* BEGIN *

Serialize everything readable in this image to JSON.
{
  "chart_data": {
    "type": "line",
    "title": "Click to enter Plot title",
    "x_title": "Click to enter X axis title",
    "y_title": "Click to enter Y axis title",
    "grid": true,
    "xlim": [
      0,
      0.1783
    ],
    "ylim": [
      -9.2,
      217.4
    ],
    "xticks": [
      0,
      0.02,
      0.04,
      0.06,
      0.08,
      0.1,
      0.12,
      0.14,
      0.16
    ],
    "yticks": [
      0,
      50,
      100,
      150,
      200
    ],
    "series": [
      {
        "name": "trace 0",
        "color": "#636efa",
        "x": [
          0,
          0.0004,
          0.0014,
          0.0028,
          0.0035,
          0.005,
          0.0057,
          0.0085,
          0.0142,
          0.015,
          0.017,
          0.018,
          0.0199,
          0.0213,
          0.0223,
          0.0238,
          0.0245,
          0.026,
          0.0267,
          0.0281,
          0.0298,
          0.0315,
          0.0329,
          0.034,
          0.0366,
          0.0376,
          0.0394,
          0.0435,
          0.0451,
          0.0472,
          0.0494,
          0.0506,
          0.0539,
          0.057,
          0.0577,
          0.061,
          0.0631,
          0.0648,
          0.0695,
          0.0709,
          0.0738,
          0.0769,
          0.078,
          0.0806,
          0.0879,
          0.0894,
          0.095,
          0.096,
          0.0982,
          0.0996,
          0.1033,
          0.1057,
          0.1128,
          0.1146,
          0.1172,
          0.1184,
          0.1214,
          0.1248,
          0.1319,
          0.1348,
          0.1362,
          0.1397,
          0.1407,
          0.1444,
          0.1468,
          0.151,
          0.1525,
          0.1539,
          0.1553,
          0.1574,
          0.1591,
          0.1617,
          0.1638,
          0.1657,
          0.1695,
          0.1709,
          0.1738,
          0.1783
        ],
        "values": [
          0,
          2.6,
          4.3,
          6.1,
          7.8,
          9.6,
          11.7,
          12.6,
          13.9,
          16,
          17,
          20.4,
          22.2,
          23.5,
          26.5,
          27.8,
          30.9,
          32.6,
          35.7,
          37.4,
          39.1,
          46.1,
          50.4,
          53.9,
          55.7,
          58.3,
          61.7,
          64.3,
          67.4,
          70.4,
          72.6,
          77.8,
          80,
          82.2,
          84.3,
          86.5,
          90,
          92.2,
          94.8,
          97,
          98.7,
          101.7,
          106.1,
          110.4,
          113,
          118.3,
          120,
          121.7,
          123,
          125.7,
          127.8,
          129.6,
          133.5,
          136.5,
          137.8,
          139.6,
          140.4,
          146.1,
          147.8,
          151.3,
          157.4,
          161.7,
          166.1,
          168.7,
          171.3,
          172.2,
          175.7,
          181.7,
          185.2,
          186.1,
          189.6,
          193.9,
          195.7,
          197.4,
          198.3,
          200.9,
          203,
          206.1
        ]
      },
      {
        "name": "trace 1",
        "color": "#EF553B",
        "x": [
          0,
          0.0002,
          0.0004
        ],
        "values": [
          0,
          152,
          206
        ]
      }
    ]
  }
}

* END *

■ Exercise aim: Return every entry verbatim.

■ Full response:
Serialize everything readable in this image to JSON.
{
  "chart_data": {
    "type": "line",
    "title": "Click to enter Plot title",
    "x_title": "Click to enter X axis title",
    "y_title": "Click to enter Y axis title",
    "grid": true,
    "xlim": [
      0,
      0.1783
    ],
    "ylim": [
      -9.2,
      217.4
    ],
    "xticks": [
      0,
      0.02,
      0.04,
      0.06,
      0.08,
      0.1,
      0.12,
      0.14,
      0.16
    ],
    "yticks": [
      0,
      50,
      100,
      150,
      200
    ],
    "series": [
      {
        "name": "trace 0",
        "color": "#636efa",
        "x": [
          0,
          0.0004,
          0.0014,
          0.0028,
          0.0035,
          0.005,
          0.0057,
          0.0085,
          0.0142,
          0.015,
          0.017,
          0.018,
          0.0199,
          0.0213,
          0.0223,
          0.0238,
          0.0245,
          0.026,
          0.0267,
          0.0281,
          0.0298,
          0.0315,
          0.0329,
          0.034,
          0.0366,
          0.0376,
          0.0394,
          0.0435,
          0.0451,
          0.0472,
          0.0494,
          0.0506,
          0.0539,
          0.057,
          0.0577,
          0.061,
          0.0631,
          0.0648,
          0.0695,
          0.0709,
          0.0738,
          0.0769,
          0.078,
          0.0806,
          0.0879,
          0.0894,
          0.095,
          0.096,
          0.0982,
          0.0996,
          0.1033,
          0.1057,
          0.1128,
          0.1146,
          0.1172,
          0.1184,
          0.1214,
          0.1248,
          0.1319,
          0.1348,
          0.1362,
          0.1397,
          0.1407,
          0.1444,
          0.1468,
          0.151,
          0.1525,
          0.1539,
          0.1553,
          0.1574,
          0.1591,
          0.1617,
          0.1638,
          0.1657,
          0.1695,
          0.1709,
          0.1738,
          0.1783
        ],
        "values": [
          0,
          2.6,
          4.3,
          6.1,
          7.8,
          9.6,
          11.7,
          12.6,
          13.9,
          16,
          17,
          20.4,
          22.2,
          23.5,
          26.5,
          27.8,
          30.9,
          32.6,
          35.7,
          37.4,
          39.1,
          46.1,
          50.4,
          53.9,
          55.7,
          58.3,
          61.7,
          64.3,
          67.4,
          70.4,
          72.6,
          77.8,
          80,
          82.2,
          84.3,
          86.5,
          90,
          92.2,
          94.8,
          97,
          98.7,
          101.7,
          106.1,
          110.4,
          113,
          118.3,
          120,
          121.7,
          123,
          125.7,
          127.8,
          129.6,
          133.5,
          136.5,
          137.8,
          139.6,
          140.4,
          146.1,
          147.8,
          151.3,
          157.4,
          161.7,
          166.1,
          168.7,
          171.3,
          172.2,
          175.7,
          181.7,
          185.2,
          186.1,
          189.6,
          193.9,
          195.7,
          197.4,
          198.3,
          200.9,
          203,
          206.1
        ]
      },
      {
        "name": "trace 1",
        "color": "#EF553B",
        "x": [
          0,
          0.0002,
          0.0004
        ],
        "values": [
          0,
          152,
          206
        ]
      }
    ]
  }
}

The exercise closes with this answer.